Given problem >> Read the records below. Copy each line where the string "ZULIA" occurs.

Records provided >>
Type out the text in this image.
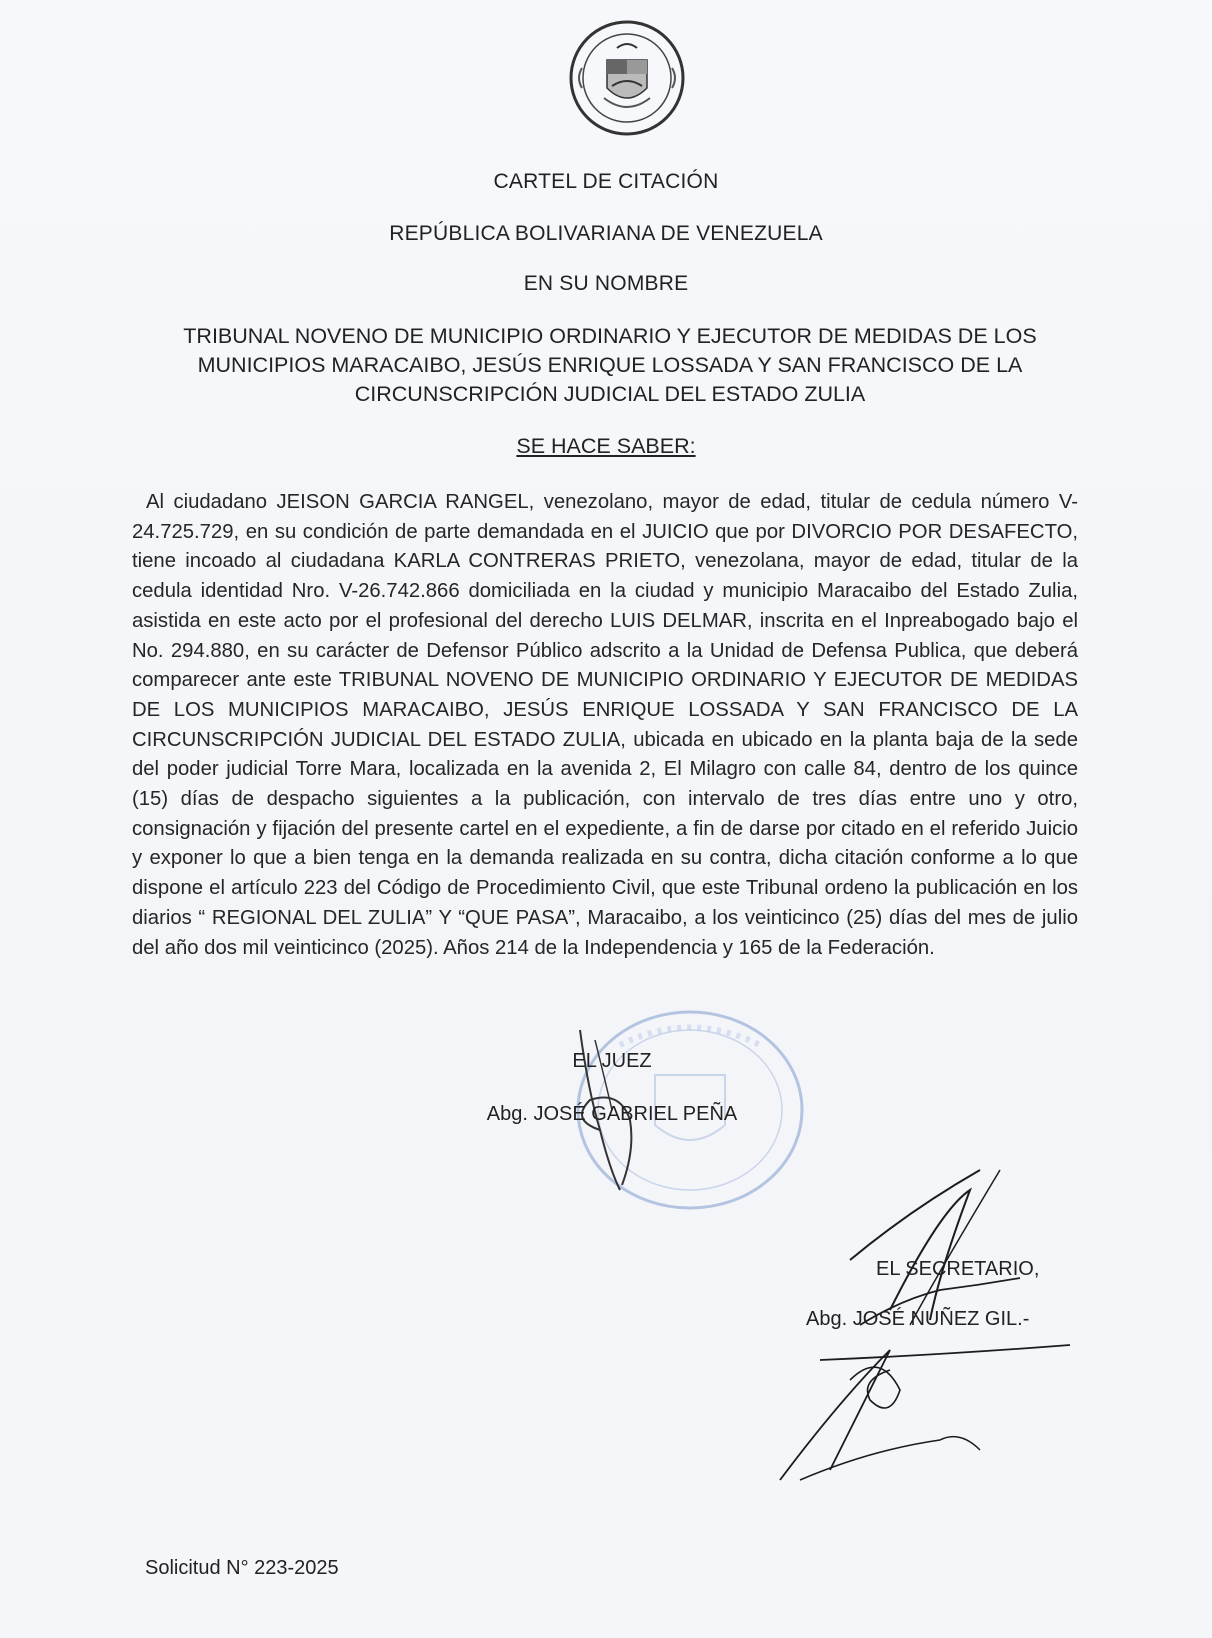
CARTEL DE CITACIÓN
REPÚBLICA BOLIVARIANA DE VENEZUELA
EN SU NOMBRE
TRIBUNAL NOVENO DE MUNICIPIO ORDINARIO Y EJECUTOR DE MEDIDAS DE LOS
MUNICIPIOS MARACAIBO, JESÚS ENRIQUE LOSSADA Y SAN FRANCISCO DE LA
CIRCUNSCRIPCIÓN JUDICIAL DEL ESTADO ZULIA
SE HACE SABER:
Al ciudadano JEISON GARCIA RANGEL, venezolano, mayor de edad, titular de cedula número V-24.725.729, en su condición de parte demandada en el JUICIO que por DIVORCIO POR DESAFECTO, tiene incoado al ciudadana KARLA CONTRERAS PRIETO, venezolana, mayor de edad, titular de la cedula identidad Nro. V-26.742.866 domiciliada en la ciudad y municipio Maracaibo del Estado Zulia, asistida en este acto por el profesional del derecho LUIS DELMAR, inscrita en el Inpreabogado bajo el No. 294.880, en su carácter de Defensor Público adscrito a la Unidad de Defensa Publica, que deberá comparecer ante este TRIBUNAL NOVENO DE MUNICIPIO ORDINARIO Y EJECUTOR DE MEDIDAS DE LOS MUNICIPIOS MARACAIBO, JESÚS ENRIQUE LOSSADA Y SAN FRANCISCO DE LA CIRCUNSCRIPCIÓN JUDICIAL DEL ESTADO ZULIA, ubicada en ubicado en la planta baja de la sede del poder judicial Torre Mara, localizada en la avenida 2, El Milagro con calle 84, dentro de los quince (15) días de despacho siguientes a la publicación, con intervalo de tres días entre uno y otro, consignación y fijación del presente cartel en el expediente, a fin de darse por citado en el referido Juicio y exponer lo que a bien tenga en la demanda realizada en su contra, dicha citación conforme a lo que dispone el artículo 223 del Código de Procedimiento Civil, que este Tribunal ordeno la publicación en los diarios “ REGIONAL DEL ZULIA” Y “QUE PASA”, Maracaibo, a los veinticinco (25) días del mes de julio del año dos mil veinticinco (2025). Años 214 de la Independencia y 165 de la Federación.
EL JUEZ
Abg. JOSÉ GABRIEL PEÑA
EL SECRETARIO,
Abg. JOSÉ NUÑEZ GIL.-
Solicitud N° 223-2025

==

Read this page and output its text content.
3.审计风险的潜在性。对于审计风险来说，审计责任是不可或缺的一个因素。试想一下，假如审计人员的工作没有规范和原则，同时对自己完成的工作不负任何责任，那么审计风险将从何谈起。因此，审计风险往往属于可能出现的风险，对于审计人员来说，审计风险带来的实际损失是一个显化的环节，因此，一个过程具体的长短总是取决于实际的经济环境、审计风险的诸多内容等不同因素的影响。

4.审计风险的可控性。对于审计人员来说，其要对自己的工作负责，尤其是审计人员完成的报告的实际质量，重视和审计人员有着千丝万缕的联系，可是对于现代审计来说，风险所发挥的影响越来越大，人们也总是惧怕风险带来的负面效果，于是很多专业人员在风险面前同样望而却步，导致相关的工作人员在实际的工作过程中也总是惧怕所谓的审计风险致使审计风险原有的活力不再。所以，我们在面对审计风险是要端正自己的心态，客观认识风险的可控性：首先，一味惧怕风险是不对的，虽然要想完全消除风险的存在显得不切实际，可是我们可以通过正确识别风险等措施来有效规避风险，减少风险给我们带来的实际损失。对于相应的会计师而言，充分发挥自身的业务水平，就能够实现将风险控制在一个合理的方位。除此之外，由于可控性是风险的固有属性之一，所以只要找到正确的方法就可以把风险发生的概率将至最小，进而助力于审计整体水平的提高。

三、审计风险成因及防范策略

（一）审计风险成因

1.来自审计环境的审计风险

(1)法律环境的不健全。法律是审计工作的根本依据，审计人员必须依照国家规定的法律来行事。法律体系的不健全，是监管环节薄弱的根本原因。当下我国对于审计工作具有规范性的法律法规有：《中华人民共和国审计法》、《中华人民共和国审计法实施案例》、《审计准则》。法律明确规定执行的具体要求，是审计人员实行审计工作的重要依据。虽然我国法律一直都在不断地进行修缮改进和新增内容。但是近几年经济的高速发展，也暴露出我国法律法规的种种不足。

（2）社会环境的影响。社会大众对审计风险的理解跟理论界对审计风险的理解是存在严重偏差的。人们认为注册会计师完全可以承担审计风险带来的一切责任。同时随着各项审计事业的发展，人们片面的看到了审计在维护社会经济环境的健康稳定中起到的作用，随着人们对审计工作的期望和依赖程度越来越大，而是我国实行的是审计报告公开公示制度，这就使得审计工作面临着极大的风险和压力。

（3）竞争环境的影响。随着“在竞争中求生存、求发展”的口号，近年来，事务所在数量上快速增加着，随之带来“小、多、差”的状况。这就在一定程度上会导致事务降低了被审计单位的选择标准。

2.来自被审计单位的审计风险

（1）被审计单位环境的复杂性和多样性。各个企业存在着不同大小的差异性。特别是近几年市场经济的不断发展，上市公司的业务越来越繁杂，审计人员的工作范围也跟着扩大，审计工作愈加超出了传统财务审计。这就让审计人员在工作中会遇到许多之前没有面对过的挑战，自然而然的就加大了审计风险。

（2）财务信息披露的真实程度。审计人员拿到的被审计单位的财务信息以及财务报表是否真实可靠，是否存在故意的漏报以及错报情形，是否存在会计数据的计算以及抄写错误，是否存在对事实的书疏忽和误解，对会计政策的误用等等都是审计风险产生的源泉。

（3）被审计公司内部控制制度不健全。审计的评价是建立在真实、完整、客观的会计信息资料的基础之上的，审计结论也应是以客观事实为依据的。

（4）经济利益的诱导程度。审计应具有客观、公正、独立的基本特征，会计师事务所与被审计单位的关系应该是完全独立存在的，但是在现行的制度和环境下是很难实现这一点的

Answer to the exercise >>
CIRCUNSCRIPCIÓN JUDICIAL DEL ESTADO ZULIA
Al ciudadano JEISON GARCIA RANGEL, venezolano, mayor de edad, titular de cedula número V-24.725.729, en su condición de parte demandada en el JUICIO que por DIVORCIO POR DESAFECTO, tiene incoado al ciudadana KARLA CONTRERAS PRIETO, venezolana, mayor de edad, titular de la cedula identidad Nro. V-26.742.866 domiciliada en la ciudad y municipio Maracaibo del Estado Zulia, asistida en este acto por el profesional del derecho LUIS DELMAR, inscrita en el Inpreabogado bajo el No. 294.880, en su carácter de Defensor Público adscrito a la Unidad de Defensa Publica, que deberá comparecer ante este TRIBUNAL NOVENO DE MUNICIPIO ORDINARIO Y EJECUTOR DE MEDIDAS DE LOS MUNICIPIOS MARACAIBO, JESÚS ENRIQUE LOSSADA Y SAN FRANCISCO DE LA CIRCUNSCRIPCIÓN JUDICIAL DEL ESTADO ZULIA, ubicada en ubicado en la planta baja de la sede del poder judicial Torre Mara, localizada en la avenida 2, El Milagro con calle 84, dentro de los quince (15) días de despacho siguientes a la publicación, con intervalo de tres días entre uno y otro, consignación y fijación del presente cartel en el expediente, a fin de darse por citado en el referido Juicio y exponer lo que a bien tenga en la demanda realizada en su contra, dicha citación conforme a lo que dispone el artículo 223 del Código de Procedimiento Civil, que este Tribunal ordeno la publicación en los diarios “ REGIONAL DEL ZULIA” Y “QUE PASA”, Maracaibo, a los veinticinco (25) días del mes de julio del año dos mil veinticinco (2025). Años 214 de la Independencia y 165 de la Federación.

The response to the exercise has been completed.